TASK PROMPT
Each entry below should be echoed exactly, with pictures omitted.

SUPPLIED DATA
^^^^
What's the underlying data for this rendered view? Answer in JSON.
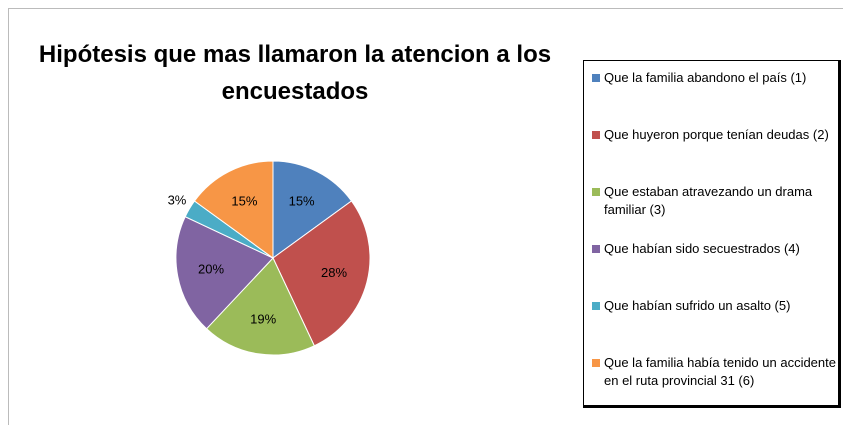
{
  "chart_data": {
    "type": "pie",
    "title": "Hipótesis que mas llamaron la atencion a los encuestados",
    "categories": [
      "Que la familia abandono el país (1)",
      "Que huyeron porque tenían deudas (2)",
      "Que estaban atravezando un drama familiar (3)",
      "Que habían sido secuestrados (4)",
      "Que habían sufrido un asalto (5)",
      "Que la familia había tenido un accidente en el ruta provincial 31 (6)"
    ],
    "values": [
      15,
      28,
      19,
      20,
      3,
      15
    ],
    "value_labels": [
      "15%",
      "28%",
      "19%",
      "20%",
      "3%",
      "15%"
    ],
    "colors": [
      "#4f81bd",
      "#c0504d",
      "#9bbb59",
      "#8064a2",
      "#4bacc6",
      "#f79646"
    ],
    "legend": "right"
  }
}
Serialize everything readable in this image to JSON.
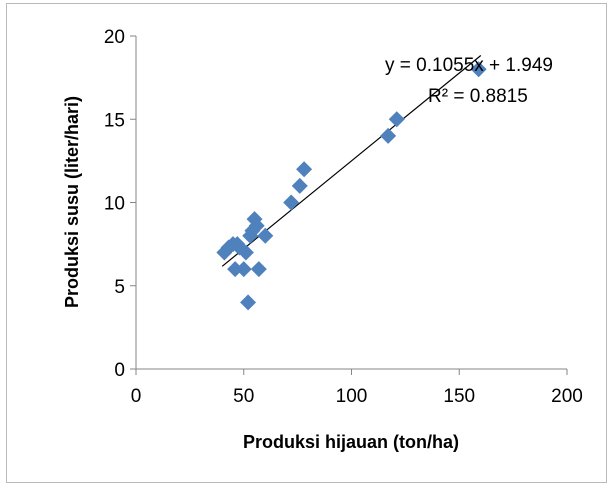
^^^^
EXERCISE RESULT
What's the underlying data for this rendered view? Answer in JSON.
{
  "chart_data": {
    "type": "pie",
    "title": "Hipótesis que mas llamaron la atencion a los encuestados",
    "categories": [
      "Que la familia abandono el país (1)",
      "Que huyeron porque tenían deudas (2)",
      "Que estaban atravezando un drama familiar (3)",
      "Que habían sido secuestrados (4)",
      "Que habían sufrido un asalto (5)",
      "Que la familia había tenido un accidente en el ruta provincial 31 (6)"
    ],
    "values": [
      15,
      28,
      19,
      20,
      3,
      15
    ],
    "value_labels": [
      "15%",
      "28%",
      "19%",
      "20%",
      "3%",
      "15%"
    ],
    "colors": [
      "#4f81bd",
      "#c0504d",
      "#9bbb59",
      "#8064a2",
      "#4bacc6",
      "#f79646"
    ],
    "legend": "right"
  }
}
Serialize everything readable in this image to JSON.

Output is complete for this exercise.